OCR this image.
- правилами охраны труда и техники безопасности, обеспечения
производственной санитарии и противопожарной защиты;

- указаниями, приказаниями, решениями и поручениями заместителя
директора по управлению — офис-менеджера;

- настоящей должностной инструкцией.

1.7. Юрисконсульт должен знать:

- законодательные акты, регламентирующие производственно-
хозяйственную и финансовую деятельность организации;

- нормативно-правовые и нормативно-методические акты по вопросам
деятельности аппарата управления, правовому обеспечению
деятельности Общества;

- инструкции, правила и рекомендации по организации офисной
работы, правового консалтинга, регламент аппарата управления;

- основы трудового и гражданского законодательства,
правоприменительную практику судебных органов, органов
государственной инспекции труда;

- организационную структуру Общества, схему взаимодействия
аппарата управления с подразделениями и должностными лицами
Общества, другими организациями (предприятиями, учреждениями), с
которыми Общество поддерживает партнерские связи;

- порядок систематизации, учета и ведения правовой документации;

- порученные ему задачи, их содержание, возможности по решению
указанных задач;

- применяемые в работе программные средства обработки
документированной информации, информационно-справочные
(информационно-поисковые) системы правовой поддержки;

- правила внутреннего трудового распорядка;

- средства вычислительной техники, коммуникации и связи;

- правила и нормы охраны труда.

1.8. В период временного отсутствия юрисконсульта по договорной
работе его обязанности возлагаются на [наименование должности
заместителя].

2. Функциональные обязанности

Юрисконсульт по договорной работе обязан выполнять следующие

--------------------

Copy all lines from the material that contain "аппарата".

деятельности аппарата управления, правовому обеспечению
работы, правового консалтинга, регламент аппарата управления;
аппарата управления с подразделениями и должностными лицами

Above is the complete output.